**Supplied material:**
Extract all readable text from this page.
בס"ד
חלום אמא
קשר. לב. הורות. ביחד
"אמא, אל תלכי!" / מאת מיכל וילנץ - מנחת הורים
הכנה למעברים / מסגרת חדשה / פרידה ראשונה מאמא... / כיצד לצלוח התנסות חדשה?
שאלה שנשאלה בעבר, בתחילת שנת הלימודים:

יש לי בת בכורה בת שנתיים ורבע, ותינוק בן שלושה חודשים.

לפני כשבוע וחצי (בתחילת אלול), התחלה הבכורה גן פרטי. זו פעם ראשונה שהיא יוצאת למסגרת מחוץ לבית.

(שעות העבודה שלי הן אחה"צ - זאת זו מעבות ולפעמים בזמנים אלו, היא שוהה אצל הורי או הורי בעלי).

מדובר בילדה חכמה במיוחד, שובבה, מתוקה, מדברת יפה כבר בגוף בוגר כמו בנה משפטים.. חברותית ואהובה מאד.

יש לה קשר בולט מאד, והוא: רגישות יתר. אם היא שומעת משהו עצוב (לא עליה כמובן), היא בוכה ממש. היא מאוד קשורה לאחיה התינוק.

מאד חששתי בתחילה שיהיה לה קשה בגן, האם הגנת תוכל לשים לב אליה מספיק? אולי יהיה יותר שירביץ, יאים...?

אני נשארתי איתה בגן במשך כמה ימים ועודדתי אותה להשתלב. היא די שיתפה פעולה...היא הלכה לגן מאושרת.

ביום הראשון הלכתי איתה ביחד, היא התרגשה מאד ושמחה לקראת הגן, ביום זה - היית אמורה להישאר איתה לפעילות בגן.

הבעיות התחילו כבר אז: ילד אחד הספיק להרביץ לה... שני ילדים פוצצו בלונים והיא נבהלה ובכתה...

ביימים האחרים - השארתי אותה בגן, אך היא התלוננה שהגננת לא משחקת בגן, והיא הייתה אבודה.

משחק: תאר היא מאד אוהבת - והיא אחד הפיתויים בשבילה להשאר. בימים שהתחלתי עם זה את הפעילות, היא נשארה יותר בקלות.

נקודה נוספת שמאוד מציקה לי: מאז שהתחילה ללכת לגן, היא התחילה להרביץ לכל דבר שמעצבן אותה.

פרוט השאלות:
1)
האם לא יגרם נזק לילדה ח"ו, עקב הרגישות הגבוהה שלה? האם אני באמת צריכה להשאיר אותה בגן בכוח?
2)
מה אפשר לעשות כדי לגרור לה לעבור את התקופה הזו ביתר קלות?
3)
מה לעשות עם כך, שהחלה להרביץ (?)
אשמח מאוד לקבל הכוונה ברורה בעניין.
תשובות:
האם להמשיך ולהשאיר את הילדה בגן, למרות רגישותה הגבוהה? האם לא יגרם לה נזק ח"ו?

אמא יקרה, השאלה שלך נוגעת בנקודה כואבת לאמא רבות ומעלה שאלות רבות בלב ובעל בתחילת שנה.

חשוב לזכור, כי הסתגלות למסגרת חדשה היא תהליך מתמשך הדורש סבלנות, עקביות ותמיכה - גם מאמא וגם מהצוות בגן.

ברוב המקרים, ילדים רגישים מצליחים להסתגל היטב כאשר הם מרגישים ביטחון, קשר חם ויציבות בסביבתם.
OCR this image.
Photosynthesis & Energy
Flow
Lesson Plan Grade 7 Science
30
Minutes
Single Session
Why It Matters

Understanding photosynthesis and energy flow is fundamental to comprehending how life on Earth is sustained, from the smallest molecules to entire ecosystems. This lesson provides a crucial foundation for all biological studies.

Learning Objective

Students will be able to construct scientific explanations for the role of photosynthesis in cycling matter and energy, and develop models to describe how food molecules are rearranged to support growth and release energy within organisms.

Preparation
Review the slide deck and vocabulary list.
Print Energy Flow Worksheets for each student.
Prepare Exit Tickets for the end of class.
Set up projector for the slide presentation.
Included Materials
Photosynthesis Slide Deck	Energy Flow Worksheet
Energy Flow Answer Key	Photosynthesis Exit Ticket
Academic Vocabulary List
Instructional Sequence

**Challenge:**
Output the listing above word for word.

**Task answer:**
Extract all readable text from this page.
בס"ד
חלום אמא
קשר. לב. הורות. ביחד
"אמא, אל תלכי!" / מאת מיכל וילנץ - מנחת הורים
הכנה למעברים / מסגרת חדשה / פרידה ראשונה מאמא... / כיצד לצלוח התנסות חדשה?
שאלה שנשאלה בעבר, בתחילת שנת הלימודים:

יש לי בת בכורה בת שנתיים ורבע, ותינוק בן שלושה חודשים.

לפני כשבוע וחצי (בתחילת אלול), התחלה הבכורה גן פרטי. זו פעם ראשונה שהיא יוצאת למסגרת מחוץ לבית.

(שעות העבודה שלי הן אחה"צ - זאת זו מעבות ולפעמים בזמנים אלו, היא שוהה אצל הורי או הורי בעלי).

מדובר בילדה חכמה במיוחד, שובבה, מתוקה, מדברת יפה כבר בגוף בוגר כמו בנה משפטים.. חברותית ואהובה מאד.

יש לה קשר בולט מאד, והוא: רגישות יתר. אם היא שומעת משהו עצוב (לא עליה כמובן), היא בוכה ממש. היא מאוד קשורה לאחיה התינוק.

מאד חששתי בתחילה שיהיה לה קשה בגן, האם הגנת תוכל לשים לב אליה מספיק? אולי יהיה יותר שירביץ, יאים...?

אני נשארתי איתה בגן במשך כמה ימים ועודדתי אותה להשתלב. היא די שיתפה פעולה...היא הלכה לגן מאושרת.

ביום הראשון הלכתי איתה ביחד, היא התרגשה מאד ושמחה לקראת הגן, ביום זה - היית אמורה להישאר איתה לפעילות בגן.

הבעיות התחילו כבר אז: ילד אחד הספיק להרביץ לה... שני ילדים פוצצו בלונים והיא נבהלה ובכתה...

ביימים האחרים - השארתי אותה בגן, אך היא התלוננה שהגננת לא משחקת בגן, והיא הייתה אבודה.

משחק: תאר היא מאד אוהבת - והיא אחד הפיתויים בשבילה להשאר. בימים שהתחלתי עם זה את הפעילות, היא נשארה יותר בקלות.

נקודה נוספת שמאוד מציקה לי: מאז שהתחילה ללכת לגן, היא התחילה להרביץ לכל דבר שמעצבן אותה.

פרוט השאלות:
1)
האם לא יגרם נזק לילדה ח"ו, עקב הרגישות הגבוהה שלה? האם אני באמת צריכה להשאיר אותה בגן בכוח?
2)
מה אפשר לעשות כדי לגרור לה לעבור את התקופה הזו ביתר קלות?
3)
מה לעשות עם כך, שהחלה להרביץ (?)
אשמח מאוד לקבל הכוונה ברורה בעניין.
תשובות:
האם להמשיך ולהשאיר את הילדה בגן, למרות רגישותה הגבוהה? האם לא יגרם לה נזק ח"ו?

אמא יקרה, השאלה שלך נוגעת בנקודה כואבת לאמא רבות ומעלה שאלות רבות בלב ובעל בתחילת שנה.

חשוב לזכור, כי הסתגלות למסגרת חדשה היא תהליך מתמשך הדורש סבלנות, עקביות ותמיכה - גם מאמא וגם מהצוות בגן.

ברוב המקרים, ילדים רגישים מצליחים להסתגל היטב כאשר הם מרגישים ביטחון, קשר חם ויציבות בסביבתם.
OCR this image.
Photosynthesis & Energy
Flow
Lesson Plan Grade 7 Science
30
Minutes
Single Session
Why It Matters

Understanding photosynthesis and energy flow is fundamental to comprehending how life on Earth is sustained, from the smallest molecules to entire ecosystems. This lesson provides a crucial foundation for all biological studies.

Learning Objective

Students will be able to construct scientific explanations for the role of photosynthesis in cycling matter and energy, and develop models to describe how food molecules are rearranged to support growth and release energy within organisms.

Preparation
Review the slide deck and vocabulary list.
Print Energy Flow Worksheets for each student.
Prepare Exit Tickets for the end of class.
Set up projector for the slide presentation.
Included Materials
Photosynthesis Slide Deck	Energy Flow Worksheet
Energy Flow Answer Key	Photosynthesis Exit Ticket
Academic Vocabulary List
Instructional Sequence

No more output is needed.